PROBLEM DETAILS
Please list all lines of the material below in which the string "Imbarcare" occurs.

DATA RECORDS
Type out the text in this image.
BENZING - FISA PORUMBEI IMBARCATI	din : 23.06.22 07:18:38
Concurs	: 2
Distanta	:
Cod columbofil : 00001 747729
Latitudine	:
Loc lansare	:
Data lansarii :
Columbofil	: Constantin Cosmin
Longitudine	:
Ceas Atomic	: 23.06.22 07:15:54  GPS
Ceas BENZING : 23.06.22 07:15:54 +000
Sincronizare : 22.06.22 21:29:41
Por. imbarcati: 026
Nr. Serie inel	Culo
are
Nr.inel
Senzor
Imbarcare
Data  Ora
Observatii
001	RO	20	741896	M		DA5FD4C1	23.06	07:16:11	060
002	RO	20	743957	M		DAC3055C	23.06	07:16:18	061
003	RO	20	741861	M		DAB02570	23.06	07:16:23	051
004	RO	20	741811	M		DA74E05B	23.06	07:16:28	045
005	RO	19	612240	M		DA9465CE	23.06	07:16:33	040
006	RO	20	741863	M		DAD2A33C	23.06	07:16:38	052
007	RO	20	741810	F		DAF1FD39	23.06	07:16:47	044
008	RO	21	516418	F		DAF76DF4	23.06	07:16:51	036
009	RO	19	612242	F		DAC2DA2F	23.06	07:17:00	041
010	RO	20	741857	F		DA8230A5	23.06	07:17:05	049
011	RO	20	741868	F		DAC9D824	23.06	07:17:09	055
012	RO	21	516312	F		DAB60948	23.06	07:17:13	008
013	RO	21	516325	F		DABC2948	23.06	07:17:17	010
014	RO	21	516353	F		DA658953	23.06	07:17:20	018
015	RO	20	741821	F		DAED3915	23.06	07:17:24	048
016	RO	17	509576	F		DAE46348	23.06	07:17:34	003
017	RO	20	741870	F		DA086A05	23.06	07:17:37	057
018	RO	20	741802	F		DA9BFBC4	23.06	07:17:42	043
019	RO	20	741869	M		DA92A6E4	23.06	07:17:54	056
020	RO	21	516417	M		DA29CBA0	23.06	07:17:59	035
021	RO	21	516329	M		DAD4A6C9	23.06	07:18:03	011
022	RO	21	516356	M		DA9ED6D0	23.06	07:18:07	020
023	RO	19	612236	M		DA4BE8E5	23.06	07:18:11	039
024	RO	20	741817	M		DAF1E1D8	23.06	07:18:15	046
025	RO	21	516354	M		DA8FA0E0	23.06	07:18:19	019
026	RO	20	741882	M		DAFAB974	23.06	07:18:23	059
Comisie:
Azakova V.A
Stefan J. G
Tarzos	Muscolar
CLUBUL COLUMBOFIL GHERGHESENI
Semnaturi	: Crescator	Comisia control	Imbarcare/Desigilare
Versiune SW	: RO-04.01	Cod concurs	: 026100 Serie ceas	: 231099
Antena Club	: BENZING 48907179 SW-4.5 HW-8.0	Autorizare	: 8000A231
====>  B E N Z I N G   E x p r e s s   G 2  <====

FINAL RESULT
Imbarcare
Semnaturi	: Crescator	Comisia control	Imbarcare/Desigilare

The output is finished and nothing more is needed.